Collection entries
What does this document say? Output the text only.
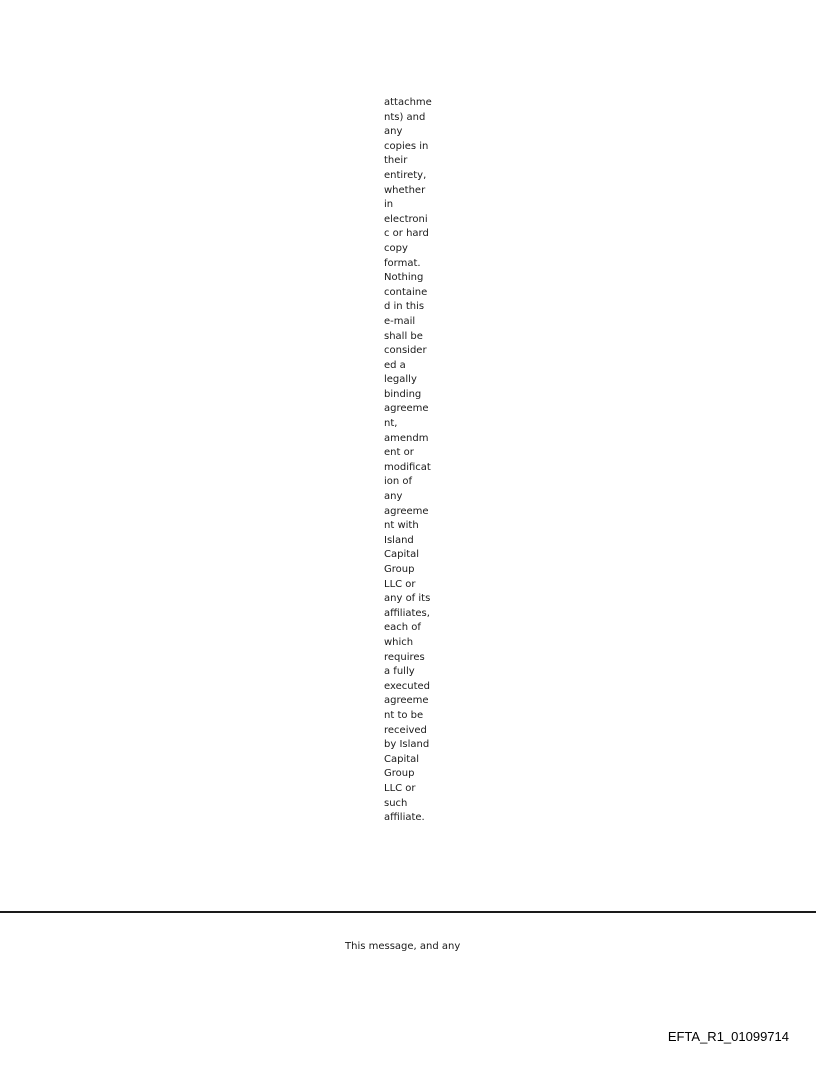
attachme
nts) and
any
copies in
their
entirety,
whether
in
electroni
c or hard
copy
format.
Nothing
containe
d in this
e-mail
shall be
consider
ed a
legally
binding
agreeme
nt,
amendm
ent or
modificat
ion of
any
agreeme
nt with
Island
Capital
Group
LLC or
any of its
affiliates,
each of
which
requires
a fully
executed
agreeme
nt to be
received
by Island
Capital
Group
LLC or
such
affiliate.
This message, and any
EFTA_R1_01099714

* What you will do: All the records above need to be given again word for word. Skip the pictures.

* Output below:
What does this document say? Output the text only.
attachme
nts) and
any
copies in
their
entirety,
whether
in
electroni
c or hard
copy
format.
Nothing
containe
d in this
e-mail
shall be
consider
ed a
legally
binding
agreeme
nt,
amendm
ent or
modificat
ion of
any
agreeme
nt with
Island
Capital
Group
LLC or
any of its
affiliates,
each of
which
requires
a fully
executed
agreeme
nt to be
received
by Island
Capital
Group
LLC or
such
affiliate.
This message, and any
EFTA_R1_01099714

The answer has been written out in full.